In the listing that follows, count each line containing the string "color" and report only the count.

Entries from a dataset
------------------------------
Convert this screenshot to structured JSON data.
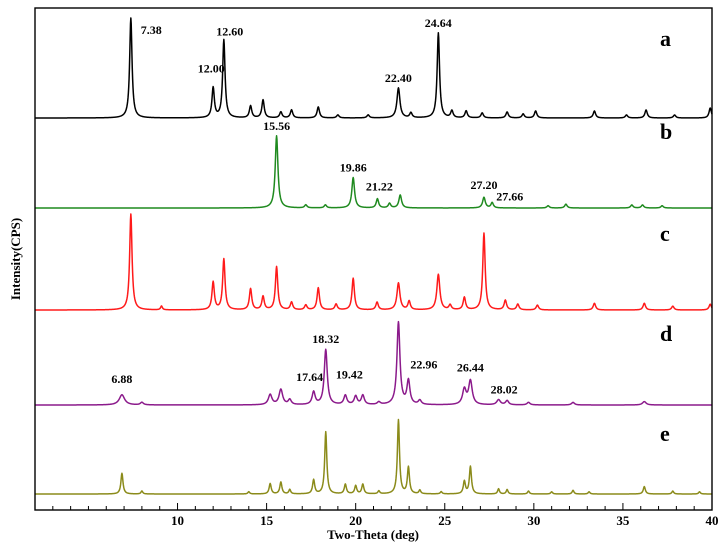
{
  "chart_data": {
    "type": "line",
    "xlabel": "Two-Theta (deg)",
    "ylabel": "Intensity(CPS)",
    "xlim": [
      2,
      40
    ],
    "xticks": [
      10,
      15,
      20,
      25,
      30,
      35,
      40
    ],
    "grid": false,
    "series": [
      {
        "name": "a",
        "color": "#000000",
        "peaks": [
          {
            "x": 7.38,
            "h": 1.0,
            "w": 0.08
          },
          {
            "x": 12.0,
            "h": 0.3,
            "w": 0.08
          },
          {
            "x": 12.6,
            "h": 0.78,
            "w": 0.08
          },
          {
            "x": 14.1,
            "h": 0.12,
            "w": 0.08
          },
          {
            "x": 14.8,
            "h": 0.18,
            "w": 0.08
          },
          {
            "x": 15.8,
            "h": 0.06,
            "w": 0.08
          },
          {
            "x": 16.4,
            "h": 0.08,
            "w": 0.08
          },
          {
            "x": 17.9,
            "h": 0.11,
            "w": 0.08
          },
          {
            "x": 19.0,
            "h": 0.03,
            "w": 0.08
          },
          {
            "x": 20.7,
            "h": 0.03,
            "w": 0.08
          },
          {
            "x": 22.4,
            "h": 0.3,
            "w": 0.1
          },
          {
            "x": 23.1,
            "h": 0.05,
            "w": 0.08
          },
          {
            "x": 24.64,
            "h": 0.85,
            "w": 0.08
          },
          {
            "x": 25.4,
            "h": 0.07,
            "w": 0.08
          },
          {
            "x": 26.2,
            "h": 0.07,
            "w": 0.08
          },
          {
            "x": 27.1,
            "h": 0.05,
            "w": 0.08
          },
          {
            "x": 28.5,
            "h": 0.06,
            "w": 0.08
          },
          {
            "x": 29.4,
            "h": 0.04,
            "w": 0.08
          },
          {
            "x": 30.1,
            "h": 0.07,
            "w": 0.08
          },
          {
            "x": 33.4,
            "h": 0.07,
            "w": 0.08
          },
          {
            "x": 35.2,
            "h": 0.03,
            "w": 0.08
          },
          {
            "x": 36.3,
            "h": 0.08,
            "w": 0.08
          },
          {
            "x": 37.9,
            "h": 0.03,
            "w": 0.08
          },
          {
            "x": 39.9,
            "h": 0.1,
            "w": 0.08
          }
        ]
      },
      {
        "name": "b",
        "color": "#1f8a1f",
        "peaks": [
          {
            "x": 15.56,
            "h": 0.95,
            "w": 0.09
          },
          {
            "x": 17.2,
            "h": 0.04,
            "w": 0.08
          },
          {
            "x": 18.3,
            "h": 0.04,
            "w": 0.08
          },
          {
            "x": 19.86,
            "h": 0.4,
            "w": 0.09
          },
          {
            "x": 21.22,
            "h": 0.12,
            "w": 0.08
          },
          {
            "x": 21.9,
            "h": 0.06,
            "w": 0.08
          },
          {
            "x": 22.5,
            "h": 0.17,
            "w": 0.09
          },
          {
            "x": 27.2,
            "h": 0.14,
            "w": 0.09
          },
          {
            "x": 27.66,
            "h": 0.07,
            "w": 0.08
          },
          {
            "x": 30.8,
            "h": 0.03,
            "w": 0.08
          },
          {
            "x": 31.8,
            "h": 0.05,
            "w": 0.08
          },
          {
            "x": 35.5,
            "h": 0.04,
            "w": 0.08
          },
          {
            "x": 36.1,
            "h": 0.04,
            "w": 0.08
          },
          {
            "x": 37.2,
            "h": 0.03,
            "w": 0.08
          }
        ]
      },
      {
        "name": "c",
        "color": "#ff1a1a",
        "peaks": [
          {
            "x": 7.38,
            "h": 1.0,
            "w": 0.08
          },
          {
            "x": 9.1,
            "h": 0.04,
            "w": 0.06
          },
          {
            "x": 12.0,
            "h": 0.29,
            "w": 0.08
          },
          {
            "x": 12.6,
            "h": 0.53,
            "w": 0.08
          },
          {
            "x": 14.1,
            "h": 0.22,
            "w": 0.08
          },
          {
            "x": 14.8,
            "h": 0.14,
            "w": 0.08
          },
          {
            "x": 15.56,
            "h": 0.45,
            "w": 0.08
          },
          {
            "x": 16.4,
            "h": 0.08,
            "w": 0.08
          },
          {
            "x": 17.2,
            "h": 0.05,
            "w": 0.08
          },
          {
            "x": 17.9,
            "h": 0.23,
            "w": 0.08
          },
          {
            "x": 18.9,
            "h": 0.06,
            "w": 0.08
          },
          {
            "x": 19.86,
            "h": 0.33,
            "w": 0.08
          },
          {
            "x": 21.2,
            "h": 0.08,
            "w": 0.08
          },
          {
            "x": 22.4,
            "h": 0.28,
            "w": 0.1
          },
          {
            "x": 23.0,
            "h": 0.09,
            "w": 0.08
          },
          {
            "x": 24.64,
            "h": 0.37,
            "w": 0.1
          },
          {
            "x": 25.3,
            "h": 0.05,
            "w": 0.08
          },
          {
            "x": 26.1,
            "h": 0.13,
            "w": 0.08
          },
          {
            "x": 27.2,
            "h": 0.8,
            "w": 0.08
          },
          {
            "x": 28.4,
            "h": 0.1,
            "w": 0.08
          },
          {
            "x": 29.1,
            "h": 0.06,
            "w": 0.08
          },
          {
            "x": 30.2,
            "h": 0.05,
            "w": 0.08
          },
          {
            "x": 33.4,
            "h": 0.07,
            "w": 0.08
          },
          {
            "x": 36.2,
            "h": 0.07,
            "w": 0.08
          },
          {
            "x": 37.8,
            "h": 0.04,
            "w": 0.08
          },
          {
            "x": 39.9,
            "h": 0.06,
            "w": 0.08
          }
        ]
      },
      {
        "name": "d",
        "color": "#8b1a8b",
        "peaks": [
          {
            "x": 6.88,
            "h": 0.12,
            "w": 0.18
          },
          {
            "x": 8.0,
            "h": 0.03,
            "w": 0.1
          },
          {
            "x": 15.2,
            "h": 0.12,
            "w": 0.12
          },
          {
            "x": 15.8,
            "h": 0.18,
            "w": 0.12
          },
          {
            "x": 16.3,
            "h": 0.06,
            "w": 0.1
          },
          {
            "x": 17.64,
            "h": 0.15,
            "w": 0.1
          },
          {
            "x": 18.32,
            "h": 0.65,
            "w": 0.1
          },
          {
            "x": 19.42,
            "h": 0.11,
            "w": 0.1
          },
          {
            "x": 20.0,
            "h": 0.1,
            "w": 0.1
          },
          {
            "x": 20.4,
            "h": 0.11,
            "w": 0.1
          },
          {
            "x": 21.3,
            "h": 0.03,
            "w": 0.1
          },
          {
            "x": 22.4,
            "h": 0.97,
            "w": 0.1
          },
          {
            "x": 22.96,
            "h": 0.28,
            "w": 0.1
          },
          {
            "x": 23.6,
            "h": 0.05,
            "w": 0.1
          },
          {
            "x": 26.1,
            "h": 0.18,
            "w": 0.12
          },
          {
            "x": 26.44,
            "h": 0.28,
            "w": 0.12
          },
          {
            "x": 28.02,
            "h": 0.06,
            "w": 0.12
          },
          {
            "x": 28.5,
            "h": 0.05,
            "w": 0.1
          },
          {
            "x": 29.7,
            "h": 0.03,
            "w": 0.1
          },
          {
            "x": 32.2,
            "h": 0.03,
            "w": 0.1
          },
          {
            "x": 36.2,
            "h": 0.04,
            "w": 0.12
          }
        ]
      },
      {
        "name": "e",
        "color": "#8b8b1a",
        "peaks": [
          {
            "x": 6.88,
            "h": 0.28,
            "w": 0.07
          },
          {
            "x": 8.0,
            "h": 0.04,
            "w": 0.06
          },
          {
            "x": 14.0,
            "h": 0.03,
            "w": 0.06
          },
          {
            "x": 15.2,
            "h": 0.14,
            "w": 0.07
          },
          {
            "x": 15.8,
            "h": 0.16,
            "w": 0.07
          },
          {
            "x": 16.3,
            "h": 0.06,
            "w": 0.06
          },
          {
            "x": 17.64,
            "h": 0.19,
            "w": 0.07
          },
          {
            "x": 18.32,
            "h": 0.84,
            "w": 0.07
          },
          {
            "x": 19.42,
            "h": 0.13,
            "w": 0.07
          },
          {
            "x": 20.0,
            "h": 0.11,
            "w": 0.07
          },
          {
            "x": 20.4,
            "h": 0.13,
            "w": 0.07
          },
          {
            "x": 21.3,
            "h": 0.04,
            "w": 0.06
          },
          {
            "x": 22.4,
            "h": 1.0,
            "w": 0.07
          },
          {
            "x": 22.96,
            "h": 0.36,
            "w": 0.07
          },
          {
            "x": 23.6,
            "h": 0.05,
            "w": 0.06
          },
          {
            "x": 24.8,
            "h": 0.03,
            "w": 0.06
          },
          {
            "x": 26.1,
            "h": 0.17,
            "w": 0.07
          },
          {
            "x": 26.44,
            "h": 0.37,
            "w": 0.07
          },
          {
            "x": 28.02,
            "h": 0.07,
            "w": 0.06
          },
          {
            "x": 28.5,
            "h": 0.06,
            "w": 0.06
          },
          {
            "x": 29.7,
            "h": 0.04,
            "w": 0.06
          },
          {
            "x": 31.0,
            "h": 0.03,
            "w": 0.06
          },
          {
            "x": 32.2,
            "h": 0.05,
            "w": 0.06
          },
          {
            "x": 33.1,
            "h": 0.03,
            "w": 0.06
          },
          {
            "x": 36.2,
            "h": 0.1,
            "w": 0.07
          },
          {
            "x": 37.8,
            "h": 0.04,
            "w": 0.06
          },
          {
            "x": 39.3,
            "h": 0.03,
            "w": 0.06
          }
        ]
      }
    ],
    "annotations": [
      {
        "series": "a",
        "x": 7.38,
        "text": "7.38"
      },
      {
        "series": "a",
        "x": 12.0,
        "text": "12.00"
      },
      {
        "series": "a",
        "x": 12.6,
        "text": "12.60"
      },
      {
        "series": "a",
        "x": 22.4,
        "text": "22.40"
      },
      {
        "series": "a",
        "x": 24.64,
        "text": "24.64"
      },
      {
        "series": "b",
        "x": 15.56,
        "text": "15.56"
      },
      {
        "series": "b",
        "x": 19.86,
        "text": "19.86"
      },
      {
        "series": "b",
        "x": 21.22,
        "text": "21.22"
      },
      {
        "series": "b",
        "x": 27.2,
        "text": "27.20"
      },
      {
        "series": "b",
        "x": 27.66,
        "text": "27.66"
      },
      {
        "series": "d",
        "x": 6.88,
        "text": "6.88"
      },
      {
        "series": "d",
        "x": 17.64,
        "text": "17.64"
      },
      {
        "series": "d",
        "x": 18.32,
        "text": "18.32"
      },
      {
        "series": "d",
        "x": 19.42,
        "text": "19.42"
      },
      {
        "series": "d",
        "x": 22.96,
        "text": "22.96"
      },
      {
        "series": "d",
        "x": 26.44,
        "text": "26.44"
      },
      {
        "series": "d",
        "x": 28.02,
        "text": "28.02"
      }
    ]
  }
}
------------------------------
| Response below |
5